— What to work on —
Output the full listing word for word.

— Information shown —

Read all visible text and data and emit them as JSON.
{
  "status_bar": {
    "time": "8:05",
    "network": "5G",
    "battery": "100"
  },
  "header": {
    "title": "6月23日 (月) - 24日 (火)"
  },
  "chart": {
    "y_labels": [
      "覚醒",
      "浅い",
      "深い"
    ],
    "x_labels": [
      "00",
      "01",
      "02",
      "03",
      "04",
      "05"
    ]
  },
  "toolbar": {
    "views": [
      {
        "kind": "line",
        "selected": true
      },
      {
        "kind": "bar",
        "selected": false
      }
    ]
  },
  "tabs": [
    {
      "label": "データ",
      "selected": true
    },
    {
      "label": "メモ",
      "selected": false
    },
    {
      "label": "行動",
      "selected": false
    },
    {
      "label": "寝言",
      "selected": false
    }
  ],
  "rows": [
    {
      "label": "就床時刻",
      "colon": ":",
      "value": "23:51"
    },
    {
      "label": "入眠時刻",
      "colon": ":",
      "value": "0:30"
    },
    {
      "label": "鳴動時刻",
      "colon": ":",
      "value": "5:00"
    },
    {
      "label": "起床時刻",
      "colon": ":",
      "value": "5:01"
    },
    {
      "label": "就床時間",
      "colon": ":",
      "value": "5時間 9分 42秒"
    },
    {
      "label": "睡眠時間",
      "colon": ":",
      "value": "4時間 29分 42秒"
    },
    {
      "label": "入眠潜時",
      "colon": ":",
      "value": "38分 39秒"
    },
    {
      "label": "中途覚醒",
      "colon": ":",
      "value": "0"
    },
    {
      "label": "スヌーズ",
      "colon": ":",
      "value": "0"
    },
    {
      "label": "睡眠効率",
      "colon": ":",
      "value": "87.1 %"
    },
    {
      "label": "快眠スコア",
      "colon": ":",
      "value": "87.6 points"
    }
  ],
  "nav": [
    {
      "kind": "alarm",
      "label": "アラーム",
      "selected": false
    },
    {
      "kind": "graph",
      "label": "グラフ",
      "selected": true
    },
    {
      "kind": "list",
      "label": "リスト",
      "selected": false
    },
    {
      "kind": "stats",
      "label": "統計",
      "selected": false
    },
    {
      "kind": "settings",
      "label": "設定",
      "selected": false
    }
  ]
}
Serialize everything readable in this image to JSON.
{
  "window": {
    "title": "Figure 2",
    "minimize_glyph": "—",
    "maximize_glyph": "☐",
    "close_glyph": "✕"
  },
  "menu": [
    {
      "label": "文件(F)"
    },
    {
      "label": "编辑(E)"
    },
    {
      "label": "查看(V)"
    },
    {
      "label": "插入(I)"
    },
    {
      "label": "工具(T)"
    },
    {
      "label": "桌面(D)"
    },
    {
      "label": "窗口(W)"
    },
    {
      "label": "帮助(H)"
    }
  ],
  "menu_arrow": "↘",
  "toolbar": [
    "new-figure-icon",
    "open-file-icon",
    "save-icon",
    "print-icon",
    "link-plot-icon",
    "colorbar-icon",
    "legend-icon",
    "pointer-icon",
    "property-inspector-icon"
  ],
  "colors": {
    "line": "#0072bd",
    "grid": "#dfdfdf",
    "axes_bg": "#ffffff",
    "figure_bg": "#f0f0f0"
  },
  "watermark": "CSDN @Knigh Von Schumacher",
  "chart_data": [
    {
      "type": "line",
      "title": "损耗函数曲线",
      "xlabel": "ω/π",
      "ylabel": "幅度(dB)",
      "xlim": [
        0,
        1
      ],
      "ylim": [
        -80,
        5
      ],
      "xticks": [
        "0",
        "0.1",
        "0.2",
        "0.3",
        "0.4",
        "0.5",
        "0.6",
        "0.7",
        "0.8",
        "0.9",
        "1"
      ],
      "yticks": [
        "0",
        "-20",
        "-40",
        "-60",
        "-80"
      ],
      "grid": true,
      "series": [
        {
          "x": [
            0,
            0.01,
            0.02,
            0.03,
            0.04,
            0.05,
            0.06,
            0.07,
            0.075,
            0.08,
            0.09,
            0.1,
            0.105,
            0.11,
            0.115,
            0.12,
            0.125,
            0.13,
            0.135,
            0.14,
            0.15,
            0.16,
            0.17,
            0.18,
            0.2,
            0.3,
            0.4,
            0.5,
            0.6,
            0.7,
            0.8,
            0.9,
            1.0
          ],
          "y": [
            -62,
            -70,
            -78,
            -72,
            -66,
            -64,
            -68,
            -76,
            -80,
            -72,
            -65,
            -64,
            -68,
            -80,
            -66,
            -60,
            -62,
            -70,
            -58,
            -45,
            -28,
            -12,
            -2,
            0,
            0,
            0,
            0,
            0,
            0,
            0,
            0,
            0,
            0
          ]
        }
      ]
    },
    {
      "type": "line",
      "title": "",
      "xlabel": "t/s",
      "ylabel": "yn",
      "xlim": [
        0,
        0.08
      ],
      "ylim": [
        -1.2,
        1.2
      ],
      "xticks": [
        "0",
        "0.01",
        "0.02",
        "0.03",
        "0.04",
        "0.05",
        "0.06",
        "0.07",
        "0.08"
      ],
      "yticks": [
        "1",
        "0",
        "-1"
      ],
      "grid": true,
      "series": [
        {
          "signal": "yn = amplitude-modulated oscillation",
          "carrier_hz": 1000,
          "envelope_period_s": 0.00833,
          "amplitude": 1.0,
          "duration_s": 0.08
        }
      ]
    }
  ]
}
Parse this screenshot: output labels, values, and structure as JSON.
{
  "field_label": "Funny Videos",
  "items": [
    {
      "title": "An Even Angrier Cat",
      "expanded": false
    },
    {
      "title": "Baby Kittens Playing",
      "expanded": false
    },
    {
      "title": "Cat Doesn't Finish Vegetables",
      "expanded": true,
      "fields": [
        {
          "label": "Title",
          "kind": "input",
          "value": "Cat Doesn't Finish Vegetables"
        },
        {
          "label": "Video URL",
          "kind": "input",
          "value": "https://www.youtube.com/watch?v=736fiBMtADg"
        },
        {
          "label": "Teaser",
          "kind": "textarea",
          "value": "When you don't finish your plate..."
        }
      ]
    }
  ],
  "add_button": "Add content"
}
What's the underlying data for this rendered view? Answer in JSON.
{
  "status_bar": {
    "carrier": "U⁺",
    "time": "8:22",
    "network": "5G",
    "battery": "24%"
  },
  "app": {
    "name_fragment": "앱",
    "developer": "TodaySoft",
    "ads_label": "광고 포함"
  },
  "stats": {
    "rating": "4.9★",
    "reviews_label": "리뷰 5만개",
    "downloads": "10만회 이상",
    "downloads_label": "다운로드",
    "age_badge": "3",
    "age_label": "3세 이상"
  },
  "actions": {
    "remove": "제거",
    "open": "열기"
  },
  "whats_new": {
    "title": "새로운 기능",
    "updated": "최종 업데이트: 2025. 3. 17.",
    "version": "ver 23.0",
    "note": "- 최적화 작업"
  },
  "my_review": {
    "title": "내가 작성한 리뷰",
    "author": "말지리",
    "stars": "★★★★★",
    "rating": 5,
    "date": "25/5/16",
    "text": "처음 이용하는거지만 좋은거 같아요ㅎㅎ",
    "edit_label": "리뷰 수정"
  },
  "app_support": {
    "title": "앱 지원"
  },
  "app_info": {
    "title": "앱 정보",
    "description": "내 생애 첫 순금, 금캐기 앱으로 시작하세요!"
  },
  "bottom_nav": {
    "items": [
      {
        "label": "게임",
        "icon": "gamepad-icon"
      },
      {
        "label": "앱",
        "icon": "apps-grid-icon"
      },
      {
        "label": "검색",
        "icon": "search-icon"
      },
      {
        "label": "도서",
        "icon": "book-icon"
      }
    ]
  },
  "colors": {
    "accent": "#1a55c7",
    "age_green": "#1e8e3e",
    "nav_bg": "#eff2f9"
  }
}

— Response to the exercise —
Read all visible text and data and emit them as JSON.
{
  "status_bar": {
    "time": "8:05",
    "network": "5G",
    "battery": "100"
  },
  "header": {
    "title": "6月23日 (月) - 24日 (火)"
  },
  "chart": {
    "y_labels": [
      "覚醒",
      "浅い",
      "深い"
    ],
    "x_labels": [
      "00",
      "01",
      "02",
      "03",
      "04",
      "05"
    ]
  },
  "toolbar": {
    "views": [
      {
        "kind": "line",
        "selected": true
      },
      {
        "kind": "bar",
        "selected": false
      }
    ]
  },
  "tabs": [
    {
      "label": "データ",
      "selected": true
    },
    {
      "label": "メモ",
      "selected": false
    },
    {
      "label": "行動",
      "selected": false
    },
    {
      "label": "寝言",
      "selected": false
    }
  ],
  "rows": [
    {
      "label": "就床時刻",
      "colon": ":",
      "value": "23:51"
    },
    {
      "label": "入眠時刻",
      "colon": ":",
      "value": "0:30"
    },
    {
      "label": "鳴動時刻",
      "colon": ":",
      "value": "5:00"
    },
    {
      "label": "起床時刻",
      "colon": ":",
      "value": "5:01"
    },
    {
      "label": "就床時間",
      "colon": ":",
      "value": "5時間 9分 42秒"
    },
    {
      "label": "睡眠時間",
      "colon": ":",
      "value": "4時間 29分 42秒"
    },
    {
      "label": "入眠潜時",
      "colon": ":",
      "value": "38分 39秒"
    },
    {
      "label": "中途覚醒",
      "colon": ":",
      "value": "0"
    },
    {
      "label": "スヌーズ",
      "colon": ":",
      "value": "0"
    },
    {
      "label": "睡眠効率",
      "colon": ":",
      "value": "87.1 %"
    },
    {
      "label": "快眠スコア",
      "colon": ":",
      "value": "87.6 points"
    }
  ],
  "nav": [
    {
      "kind": "alarm",
      "label": "アラーム",
      "selected": false
    },
    {
      "kind": "graph",
      "label": "グラフ",
      "selected": true
    },
    {
      "kind": "list",
      "label": "リスト",
      "selected": false
    },
    {
      "kind": "stats",
      "label": "統計",
      "selected": false
    },
    {
      "kind": "settings",
      "label": "設定",
      "selected": false
    }
  ]
}
Serialize everything readable in this image to JSON.
{
  "window": {
    "title": "Figure 2",
    "minimize_glyph": "—",
    "maximize_glyph": "☐",
    "close_glyph": "✕"
  },
  "menu": [
    {
      "label": "文件(F)"
    },
    {
      "label": "编辑(E)"
    },
    {
      "label": "查看(V)"
    },
    {
      "label": "插入(I)"
    },
    {
      "label": "工具(T)"
    },
    {
      "label": "桌面(D)"
    },
    {
      "label": "窗口(W)"
    },
    {
      "label": "帮助(H)"
    }
  ],
  "menu_arrow": "↘",
  "toolbar": [
    "new-figure-icon",
    "open-file-icon",
    "save-icon",
    "print-icon",
    "link-plot-icon",
    "colorbar-icon",
    "legend-icon",
    "pointer-icon",
    "property-inspector-icon"
  ],
  "colors": {
    "line": "#0072bd",
    "grid": "#dfdfdf",
    "axes_bg": "#ffffff",
    "figure_bg": "#f0f0f0"
  },
  "watermark": "CSDN @Knigh Von Schumacher",
  "chart_data": [
    {
      "type": "line",
      "title": "损耗函数曲线",
      "xlabel": "ω/π",
      "ylabel": "幅度(dB)",
      "xlim": [
        0,
        1
      ],
      "ylim": [
        -80,
        5
      ],
      "xticks": [
        "0",
        "0.1",
        "0.2",
        "0.3",
        "0.4",
        "0.5",
        "0.6",
        "0.7",
        "0.8",
        "0.9",
        "1"
      ],
      "yticks": [
        "0",
        "-20",
        "-40",
        "-60",
        "-80"
      ],
      "grid": true,
      "series": [
        {
          "x": [
            0,
            0.01,
            0.02,
            0.03,
            0.04,
            0.05,
            0.06,
            0.07,
            0.075,
            0.08,
            0.09,
            0.1,
            0.105,
            0.11,
            0.115,
            0.12,
            0.125,
            0.13,
            0.135,
            0.14,
            0.15,
            0.16,
            0.17,
            0.18,
            0.2,
            0.3,
            0.4,
            0.5,
            0.6,
            0.7,
            0.8,
            0.9,
            1.0
          ],
          "y": [
            -62,
            -70,
            -78,
            -72,
            -66,
            -64,
            -68,
            -76,
            -80,
            -72,
            -65,
            -64,
            -68,
            -80,
            -66,
            -60,
            -62,
            -70,
            -58,
            -45,
            -28,
            -12,
            -2,
            0,
            0,
            0,
            0,
            0,
            0,
            0,
            0,
            0,
            0
          ]
        }
      ]
    },
    {
      "type": "line",
      "title": "",
      "xlabel": "t/s",
      "ylabel": "yn",
      "xlim": [
        0,
        0.08
      ],
      "ylim": [
        -1.2,
        1.2
      ],
      "xticks": [
        "0",
        "0.01",
        "0.02",
        "0.03",
        "0.04",
        "0.05",
        "0.06",
        "0.07",
        "0.08"
      ],
      "yticks": [
        "1",
        "0",
        "-1"
      ],
      "grid": true,
      "series": [
        {
          "signal": "yn = amplitude-modulated oscillation",
          "carrier_hz": 1000,
          "envelope_period_s": 0.00833,
          "amplitude": 1.0,
          "duration_s": 0.08
        }
      ]
    }
  ]
}
Parse this screenshot: output labels, values, and structure as JSON.
{
  "field_label": "Funny Videos",
  "items": [
    {
      "title": "An Even Angrier Cat",
      "expanded": false
    },
    {
      "title": "Baby Kittens Playing",
      "expanded": false
    },
    {
      "title": "Cat Doesn't Finish Vegetables",
      "expanded": true,
      "fields": [
        {
          "label": "Title",
          "kind": "input",
          "value": "Cat Doesn't Finish Vegetables"
        },
        {
          "label": "Video URL",
          "kind": "input",
          "value": "https://www.youtube.com/watch?v=736fiBMtADg"
        },
        {
          "label": "Teaser",
          "kind": "textarea",
          "value": "When you don't finish your plate..."
        }
      ]
    }
  ],
  "add_button": "Add content"
}
What's the underlying data for this rendered view? Answer in JSON.
{
  "status_bar": {
    "carrier": "U⁺",
    "time": "8:22",
    "network": "5G",
    "battery": "24%"
  },
  "app": {
    "name_fragment": "앱",
    "developer": "TodaySoft",
    "ads_label": "광고 포함"
  },
  "stats": {
    "rating": "4.9★",
    "reviews_label": "리뷰 5만개",
    "downloads": "10만회 이상",
    "downloads_label": "다운로드",
    "age_badge": "3",
    "age_label": "3세 이상"
  },
  "actions": {
    "remove": "제거",
    "open": "열기"
  },
  "whats_new": {
    "title": "새로운 기능",
    "updated": "최종 업데이트: 2025. 3. 17.",
    "version": "ver 23.0",
    "note": "- 최적화 작업"
  },
  "my_review": {
    "title": "내가 작성한 리뷰",
    "author": "말지리",
    "stars": "★★★★★",
    "rating": 5,
    "date": "25/5/16",
    "text": "처음 이용하는거지만 좋은거 같아요ㅎㅎ",
    "edit_label": "리뷰 수정"
  },
  "app_support": {
    "title": "앱 지원"
  },
  "app_info": {
    "title": "앱 정보",
    "description": "내 생애 첫 순금, 금캐기 앱으로 시작하세요!"
  },
  "bottom_nav": {
    "items": [
      {
        "label": "게임",
        "icon": "gamepad-icon"
      },
      {
        "label": "앱",
        "icon": "apps-grid-icon"
      },
      {
        "label": "검색",
        "icon": "search-icon"
      },
      {
        "label": "도서",
        "icon": "book-icon"
      }
    ]
  },
  "colors": {
    "accent": "#1a55c7",
    "age_green": "#1e8e3e",
    "nav_bg": "#eff2f9"
  }
}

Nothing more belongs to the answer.